Problem to solve> Reproduce all of the data exactly, with no line skipped.

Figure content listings

⁂

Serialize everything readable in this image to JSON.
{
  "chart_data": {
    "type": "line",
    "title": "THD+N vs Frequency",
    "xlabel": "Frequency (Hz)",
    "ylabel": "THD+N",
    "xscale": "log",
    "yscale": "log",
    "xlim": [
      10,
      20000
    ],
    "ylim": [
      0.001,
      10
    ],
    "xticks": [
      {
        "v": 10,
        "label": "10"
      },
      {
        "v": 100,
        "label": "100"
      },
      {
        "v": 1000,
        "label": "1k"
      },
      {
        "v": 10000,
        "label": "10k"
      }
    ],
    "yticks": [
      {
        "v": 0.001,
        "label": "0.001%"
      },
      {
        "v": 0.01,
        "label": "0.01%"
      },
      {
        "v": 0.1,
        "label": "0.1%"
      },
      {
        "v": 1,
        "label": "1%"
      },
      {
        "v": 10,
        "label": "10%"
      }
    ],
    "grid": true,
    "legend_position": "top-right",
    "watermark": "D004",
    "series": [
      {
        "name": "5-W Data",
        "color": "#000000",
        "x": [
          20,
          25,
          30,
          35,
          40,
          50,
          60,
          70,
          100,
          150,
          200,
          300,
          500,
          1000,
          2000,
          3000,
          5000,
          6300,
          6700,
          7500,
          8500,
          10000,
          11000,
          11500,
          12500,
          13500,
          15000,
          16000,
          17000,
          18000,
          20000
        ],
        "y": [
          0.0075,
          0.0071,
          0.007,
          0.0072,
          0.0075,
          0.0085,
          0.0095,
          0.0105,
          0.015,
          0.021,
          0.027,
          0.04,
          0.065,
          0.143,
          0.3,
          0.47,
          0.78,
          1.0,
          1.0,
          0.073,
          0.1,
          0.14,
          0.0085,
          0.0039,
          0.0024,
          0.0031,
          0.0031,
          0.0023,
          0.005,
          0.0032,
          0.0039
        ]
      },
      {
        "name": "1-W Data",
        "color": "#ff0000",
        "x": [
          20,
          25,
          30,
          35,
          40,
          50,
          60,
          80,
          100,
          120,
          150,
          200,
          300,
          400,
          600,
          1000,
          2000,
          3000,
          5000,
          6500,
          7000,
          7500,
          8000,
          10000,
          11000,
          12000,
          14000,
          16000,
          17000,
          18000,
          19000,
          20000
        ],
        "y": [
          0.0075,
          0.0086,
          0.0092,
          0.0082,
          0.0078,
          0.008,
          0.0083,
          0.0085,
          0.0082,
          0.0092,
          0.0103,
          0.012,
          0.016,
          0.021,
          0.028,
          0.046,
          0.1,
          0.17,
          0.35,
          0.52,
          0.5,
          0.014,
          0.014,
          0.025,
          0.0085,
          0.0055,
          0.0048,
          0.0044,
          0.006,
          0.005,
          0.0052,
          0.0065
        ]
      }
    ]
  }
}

⁂

Exercise output>
Serialize everything readable in this image to JSON.
{
  "chart_data": {
    "type": "line",
    "title": "THD+N vs Frequency",
    "xlabel": "Frequency (Hz)",
    "ylabel": "THD+N",
    "xscale": "log",
    "yscale": "log",
    "xlim": [
      10,
      20000
    ],
    "ylim": [
      0.001,
      10
    ],
    "xticks": [
      {
        "v": 10,
        "label": "10"
      },
      {
        "v": 100,
        "label": "100"
      },
      {
        "v": 1000,
        "label": "1k"
      },
      {
        "v": 10000,
        "label": "10k"
      }
    ],
    "yticks": [
      {
        "v": 0.001,
        "label": "0.001%"
      },
      {
        "v": 0.01,
        "label": "0.01%"
      },
      {
        "v": 0.1,
        "label": "0.1%"
      },
      {
        "v": 1,
        "label": "1%"
      },
      {
        "v": 10,
        "label": "10%"
      }
    ],
    "grid": true,
    "legend_position": "top-right",
    "watermark": "D004",
    "series": [
      {
        "name": "5-W Data",
        "color": "#000000",
        "x": [
          20,
          25,
          30,
          35,
          40,
          50,
          60,
          70,
          100,
          150,
          200,
          300,
          500,
          1000,
          2000,
          3000,
          5000,
          6300,
          6700,
          7500,
          8500,
          10000,
          11000,
          11500,
          12500,
          13500,
          15000,
          16000,
          17000,
          18000,
          20000
        ],
        "y": [
          0.0075,
          0.0071,
          0.007,
          0.0072,
          0.0075,
          0.0085,
          0.0095,
          0.0105,
          0.015,
          0.021,
          0.027,
          0.04,
          0.065,
          0.143,
          0.3,
          0.47,
          0.78,
          1.0,
          1.0,
          0.073,
          0.1,
          0.14,
          0.0085,
          0.0039,
          0.0024,
          0.0031,
          0.0031,
          0.0023,
          0.005,
          0.0032,
          0.0039
        ]
      },
      {
        "name": "1-W Data",
        "color": "#ff0000",
        "x": [
          20,
          25,
          30,
          35,
          40,
          50,
          60,
          80,
          100,
          120,
          150,
          200,
          300,
          400,
          600,
          1000,
          2000,
          3000,
          5000,
          6500,
          7000,
          7500,
          8000,
          10000,
          11000,
          12000,
          14000,
          16000,
          17000,
          18000,
          19000,
          20000
        ],
        "y": [
          0.0075,
          0.0086,
          0.0092,
          0.0082,
          0.0078,
          0.008,
          0.0083,
          0.0085,
          0.0082,
          0.0092,
          0.0103,
          0.012,
          0.016,
          0.021,
          0.028,
          0.046,
          0.1,
          0.17,
          0.35,
          0.52,
          0.5,
          0.014,
          0.014,
          0.025,
          0.0085,
          0.0055,
          0.0048,
          0.0044,
          0.006,
          0.005,
          0.0052,
          0.0065
        ]
      }
    ]
  }
}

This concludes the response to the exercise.